● Try it:
Write out everything from "The real issue" down to "preventing bigness, too." in the piece on saving Bear Stearns, keeping every word and mark unchanged.

● Excerpt:

--------------------

The real issue behind saving Bear Stearns: size
| Oxford, Ohio
The Federal Reserve Bank's $29-billion effort to salvage Wall Street firm Bear Stearns raises the perennial bailout question: To intervene or not to intervene?
The answer usually turns on the notion that some companies are simply "too big to fail" – the broader economy would suffer if the firm went under. It's an understandable concept, but for too long the exclusive focus has been on preventing failure. Maybe it's time to start preventing bigness, too.
The recent bailout, which Fed Chairman Ben Bernanke defended last week, has unleashed the usual torrent of scolding from the laissez-faire devotees who have criticized previous government bailouts of giant failing firms such as Lockheed, Chrysler, Long Term Capital Management, and big banks that gorged themselves on bad Latin American debt.

--------------------

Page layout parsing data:
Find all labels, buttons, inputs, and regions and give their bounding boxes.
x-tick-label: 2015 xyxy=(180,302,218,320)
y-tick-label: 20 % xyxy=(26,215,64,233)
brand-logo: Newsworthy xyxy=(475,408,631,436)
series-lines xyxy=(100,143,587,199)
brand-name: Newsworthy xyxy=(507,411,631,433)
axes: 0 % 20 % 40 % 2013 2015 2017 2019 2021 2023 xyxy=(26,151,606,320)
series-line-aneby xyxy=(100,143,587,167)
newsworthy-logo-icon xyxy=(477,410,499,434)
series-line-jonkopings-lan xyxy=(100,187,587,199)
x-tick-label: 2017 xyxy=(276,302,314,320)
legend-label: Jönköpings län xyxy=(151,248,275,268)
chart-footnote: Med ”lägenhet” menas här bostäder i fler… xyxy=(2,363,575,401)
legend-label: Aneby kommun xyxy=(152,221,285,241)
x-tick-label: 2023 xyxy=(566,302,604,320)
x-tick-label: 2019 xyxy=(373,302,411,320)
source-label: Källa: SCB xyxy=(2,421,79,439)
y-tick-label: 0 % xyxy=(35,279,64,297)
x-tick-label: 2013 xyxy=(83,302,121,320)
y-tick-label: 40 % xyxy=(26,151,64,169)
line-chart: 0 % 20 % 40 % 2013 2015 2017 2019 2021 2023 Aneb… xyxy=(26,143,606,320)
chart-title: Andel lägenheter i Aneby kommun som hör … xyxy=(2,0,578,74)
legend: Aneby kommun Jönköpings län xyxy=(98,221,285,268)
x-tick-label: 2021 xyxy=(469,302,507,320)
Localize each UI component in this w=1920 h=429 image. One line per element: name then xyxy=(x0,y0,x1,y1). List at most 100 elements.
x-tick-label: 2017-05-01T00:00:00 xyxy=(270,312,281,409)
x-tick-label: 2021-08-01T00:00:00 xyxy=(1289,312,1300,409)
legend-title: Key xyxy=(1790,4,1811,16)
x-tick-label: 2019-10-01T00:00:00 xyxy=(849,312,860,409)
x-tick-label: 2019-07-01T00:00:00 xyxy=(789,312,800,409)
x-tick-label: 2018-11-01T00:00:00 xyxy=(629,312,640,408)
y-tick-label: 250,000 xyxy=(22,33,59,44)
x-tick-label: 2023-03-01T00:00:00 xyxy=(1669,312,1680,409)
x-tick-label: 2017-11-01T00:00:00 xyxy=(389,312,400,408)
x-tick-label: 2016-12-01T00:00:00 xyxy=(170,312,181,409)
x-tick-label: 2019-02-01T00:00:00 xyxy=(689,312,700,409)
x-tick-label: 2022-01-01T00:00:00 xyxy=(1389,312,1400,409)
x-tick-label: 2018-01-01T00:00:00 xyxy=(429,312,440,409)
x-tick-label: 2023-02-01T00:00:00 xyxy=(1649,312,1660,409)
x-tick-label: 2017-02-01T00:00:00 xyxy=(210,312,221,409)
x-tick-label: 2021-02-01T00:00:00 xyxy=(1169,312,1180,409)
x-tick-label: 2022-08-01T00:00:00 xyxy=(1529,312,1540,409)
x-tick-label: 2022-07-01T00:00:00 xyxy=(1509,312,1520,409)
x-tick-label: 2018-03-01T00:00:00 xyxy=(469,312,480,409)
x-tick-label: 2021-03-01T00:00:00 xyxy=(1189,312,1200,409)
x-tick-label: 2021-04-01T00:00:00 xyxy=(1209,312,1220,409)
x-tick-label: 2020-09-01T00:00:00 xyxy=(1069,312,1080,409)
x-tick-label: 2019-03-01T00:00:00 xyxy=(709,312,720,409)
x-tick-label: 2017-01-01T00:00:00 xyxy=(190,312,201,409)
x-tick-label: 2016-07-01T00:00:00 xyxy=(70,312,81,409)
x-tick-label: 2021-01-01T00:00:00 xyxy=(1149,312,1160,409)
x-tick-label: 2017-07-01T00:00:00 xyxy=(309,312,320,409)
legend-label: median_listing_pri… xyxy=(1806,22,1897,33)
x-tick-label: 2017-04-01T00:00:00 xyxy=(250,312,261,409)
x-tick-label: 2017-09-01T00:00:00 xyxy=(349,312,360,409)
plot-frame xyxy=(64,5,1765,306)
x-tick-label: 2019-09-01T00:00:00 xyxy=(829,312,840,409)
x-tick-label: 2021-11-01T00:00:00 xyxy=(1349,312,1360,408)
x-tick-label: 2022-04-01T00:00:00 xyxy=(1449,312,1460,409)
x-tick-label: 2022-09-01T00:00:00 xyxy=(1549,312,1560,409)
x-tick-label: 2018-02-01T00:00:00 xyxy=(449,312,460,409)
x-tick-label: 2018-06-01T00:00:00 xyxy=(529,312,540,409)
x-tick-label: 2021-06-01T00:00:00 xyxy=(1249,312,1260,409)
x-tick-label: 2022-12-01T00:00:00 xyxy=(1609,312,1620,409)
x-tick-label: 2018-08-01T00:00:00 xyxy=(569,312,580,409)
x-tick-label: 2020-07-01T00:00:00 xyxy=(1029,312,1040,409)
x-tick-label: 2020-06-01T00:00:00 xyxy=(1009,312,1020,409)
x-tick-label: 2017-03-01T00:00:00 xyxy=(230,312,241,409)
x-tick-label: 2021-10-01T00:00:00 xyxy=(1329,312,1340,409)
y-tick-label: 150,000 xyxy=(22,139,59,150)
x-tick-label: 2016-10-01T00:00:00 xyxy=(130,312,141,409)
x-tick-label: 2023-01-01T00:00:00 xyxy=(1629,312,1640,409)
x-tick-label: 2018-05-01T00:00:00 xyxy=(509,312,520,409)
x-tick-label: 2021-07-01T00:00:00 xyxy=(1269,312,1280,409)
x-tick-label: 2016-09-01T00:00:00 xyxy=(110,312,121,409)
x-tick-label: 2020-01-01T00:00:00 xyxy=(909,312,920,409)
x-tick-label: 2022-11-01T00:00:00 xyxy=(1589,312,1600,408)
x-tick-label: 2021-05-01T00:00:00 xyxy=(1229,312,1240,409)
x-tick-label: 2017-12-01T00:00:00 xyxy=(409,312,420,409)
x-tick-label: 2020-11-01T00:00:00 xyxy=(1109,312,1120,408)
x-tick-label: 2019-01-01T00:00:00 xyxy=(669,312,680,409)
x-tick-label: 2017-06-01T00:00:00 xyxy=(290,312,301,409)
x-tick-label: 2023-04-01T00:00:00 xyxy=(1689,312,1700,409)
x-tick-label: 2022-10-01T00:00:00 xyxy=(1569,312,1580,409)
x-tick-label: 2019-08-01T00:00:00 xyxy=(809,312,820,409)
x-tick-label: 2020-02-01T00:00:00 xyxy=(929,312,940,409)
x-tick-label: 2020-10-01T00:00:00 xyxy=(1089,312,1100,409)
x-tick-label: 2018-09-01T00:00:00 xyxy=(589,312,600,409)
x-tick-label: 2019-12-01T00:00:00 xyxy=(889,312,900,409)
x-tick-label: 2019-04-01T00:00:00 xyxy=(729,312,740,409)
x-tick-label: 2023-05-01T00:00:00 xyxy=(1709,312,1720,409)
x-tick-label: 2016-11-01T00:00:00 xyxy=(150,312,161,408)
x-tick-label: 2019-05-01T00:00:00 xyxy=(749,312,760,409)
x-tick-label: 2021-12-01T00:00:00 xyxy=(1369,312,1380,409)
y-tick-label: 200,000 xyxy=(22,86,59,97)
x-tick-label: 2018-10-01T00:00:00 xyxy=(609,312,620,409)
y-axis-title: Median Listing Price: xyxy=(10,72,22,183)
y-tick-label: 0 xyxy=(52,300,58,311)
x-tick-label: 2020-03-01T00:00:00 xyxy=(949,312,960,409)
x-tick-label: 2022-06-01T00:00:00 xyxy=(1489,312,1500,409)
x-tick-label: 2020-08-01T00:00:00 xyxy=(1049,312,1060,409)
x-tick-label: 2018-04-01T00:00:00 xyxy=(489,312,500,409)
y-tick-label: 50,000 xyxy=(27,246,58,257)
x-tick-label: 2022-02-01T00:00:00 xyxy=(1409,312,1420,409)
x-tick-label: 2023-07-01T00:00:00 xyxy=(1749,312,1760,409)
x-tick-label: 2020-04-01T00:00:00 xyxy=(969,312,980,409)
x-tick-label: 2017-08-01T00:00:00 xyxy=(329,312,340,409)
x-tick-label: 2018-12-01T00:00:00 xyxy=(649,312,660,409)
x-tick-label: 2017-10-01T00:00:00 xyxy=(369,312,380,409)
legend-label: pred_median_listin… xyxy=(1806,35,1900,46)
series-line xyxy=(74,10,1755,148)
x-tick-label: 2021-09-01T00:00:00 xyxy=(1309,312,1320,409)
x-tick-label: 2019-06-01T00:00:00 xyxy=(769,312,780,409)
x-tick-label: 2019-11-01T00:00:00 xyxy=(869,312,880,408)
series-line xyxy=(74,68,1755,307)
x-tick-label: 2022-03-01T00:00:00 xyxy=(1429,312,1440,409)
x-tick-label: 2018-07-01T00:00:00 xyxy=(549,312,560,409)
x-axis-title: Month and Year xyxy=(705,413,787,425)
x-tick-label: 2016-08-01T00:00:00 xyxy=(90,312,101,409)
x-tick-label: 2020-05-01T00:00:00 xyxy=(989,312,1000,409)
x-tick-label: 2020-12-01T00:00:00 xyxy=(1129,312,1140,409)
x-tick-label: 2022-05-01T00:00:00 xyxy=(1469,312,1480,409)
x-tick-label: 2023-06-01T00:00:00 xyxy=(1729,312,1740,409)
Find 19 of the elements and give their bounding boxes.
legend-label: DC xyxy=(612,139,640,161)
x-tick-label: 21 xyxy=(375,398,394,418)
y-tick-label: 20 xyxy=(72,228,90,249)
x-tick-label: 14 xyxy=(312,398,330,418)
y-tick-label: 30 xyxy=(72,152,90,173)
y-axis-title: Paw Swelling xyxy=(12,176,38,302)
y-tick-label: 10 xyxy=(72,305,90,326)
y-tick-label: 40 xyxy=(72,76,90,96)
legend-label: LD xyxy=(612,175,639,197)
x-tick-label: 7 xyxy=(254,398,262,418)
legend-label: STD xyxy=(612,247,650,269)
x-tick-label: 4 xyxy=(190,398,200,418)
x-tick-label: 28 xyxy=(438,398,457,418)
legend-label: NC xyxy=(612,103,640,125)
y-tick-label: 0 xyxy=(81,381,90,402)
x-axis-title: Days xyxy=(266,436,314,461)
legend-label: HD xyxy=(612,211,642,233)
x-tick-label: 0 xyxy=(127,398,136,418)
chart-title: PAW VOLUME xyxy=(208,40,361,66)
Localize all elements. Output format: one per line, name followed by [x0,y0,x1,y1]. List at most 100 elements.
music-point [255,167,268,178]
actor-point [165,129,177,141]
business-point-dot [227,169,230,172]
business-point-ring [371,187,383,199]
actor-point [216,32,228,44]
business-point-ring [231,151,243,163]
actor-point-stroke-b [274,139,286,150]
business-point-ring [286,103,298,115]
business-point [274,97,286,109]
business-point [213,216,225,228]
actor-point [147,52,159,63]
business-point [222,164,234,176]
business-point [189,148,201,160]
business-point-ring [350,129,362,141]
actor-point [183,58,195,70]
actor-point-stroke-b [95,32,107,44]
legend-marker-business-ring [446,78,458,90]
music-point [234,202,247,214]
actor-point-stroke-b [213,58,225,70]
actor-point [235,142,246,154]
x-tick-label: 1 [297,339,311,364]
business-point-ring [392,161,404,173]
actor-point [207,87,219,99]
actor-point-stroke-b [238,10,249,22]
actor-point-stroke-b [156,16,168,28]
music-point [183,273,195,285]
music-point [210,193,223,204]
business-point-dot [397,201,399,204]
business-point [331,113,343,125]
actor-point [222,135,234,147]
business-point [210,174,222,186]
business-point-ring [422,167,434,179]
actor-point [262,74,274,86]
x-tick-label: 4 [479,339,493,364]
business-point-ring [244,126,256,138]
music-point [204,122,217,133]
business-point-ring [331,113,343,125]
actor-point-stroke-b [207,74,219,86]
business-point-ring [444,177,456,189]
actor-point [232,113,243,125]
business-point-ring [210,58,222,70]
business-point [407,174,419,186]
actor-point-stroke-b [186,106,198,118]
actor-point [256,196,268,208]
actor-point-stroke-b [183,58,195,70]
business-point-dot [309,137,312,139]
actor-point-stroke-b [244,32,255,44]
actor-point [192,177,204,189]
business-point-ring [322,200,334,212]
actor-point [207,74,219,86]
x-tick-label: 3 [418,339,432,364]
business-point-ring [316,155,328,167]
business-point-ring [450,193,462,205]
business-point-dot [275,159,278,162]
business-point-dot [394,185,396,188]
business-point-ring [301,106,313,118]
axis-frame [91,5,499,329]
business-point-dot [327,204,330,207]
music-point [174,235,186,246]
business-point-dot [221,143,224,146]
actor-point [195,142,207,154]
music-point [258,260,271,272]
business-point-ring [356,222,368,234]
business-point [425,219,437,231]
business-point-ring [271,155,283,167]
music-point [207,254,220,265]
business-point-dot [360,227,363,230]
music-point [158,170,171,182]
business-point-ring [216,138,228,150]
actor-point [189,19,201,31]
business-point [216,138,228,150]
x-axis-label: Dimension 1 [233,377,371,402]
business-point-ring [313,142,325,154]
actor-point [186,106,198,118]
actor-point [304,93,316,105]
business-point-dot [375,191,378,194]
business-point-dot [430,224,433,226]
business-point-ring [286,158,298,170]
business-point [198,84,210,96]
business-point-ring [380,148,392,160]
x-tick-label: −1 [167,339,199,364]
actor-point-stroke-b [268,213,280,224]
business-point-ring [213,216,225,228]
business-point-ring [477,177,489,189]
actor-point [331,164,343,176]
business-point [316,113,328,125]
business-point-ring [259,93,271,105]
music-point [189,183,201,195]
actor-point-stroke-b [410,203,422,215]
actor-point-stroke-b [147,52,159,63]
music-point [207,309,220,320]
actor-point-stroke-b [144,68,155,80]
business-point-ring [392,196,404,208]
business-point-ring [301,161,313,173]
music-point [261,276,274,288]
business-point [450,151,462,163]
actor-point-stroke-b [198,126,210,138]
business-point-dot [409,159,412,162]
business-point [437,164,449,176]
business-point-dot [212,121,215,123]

--------------------

● Problem solution:
The real issue behind saving Bear Stearns: size
| Oxford, Ohio
The Federal Reserve Bank's $29-billion effort to salvage Wall Street firm Bear Stearns raises the perennial bailout question: To intervene or not to intervene?
The answer usually turns on the notion that some companies are simply "too big to fail" – the broader economy would suffer if the firm went under. It's an understandable concept, but for too long the exclusive focus has been on preventing failure. Maybe it's time to start preventing bigness, too.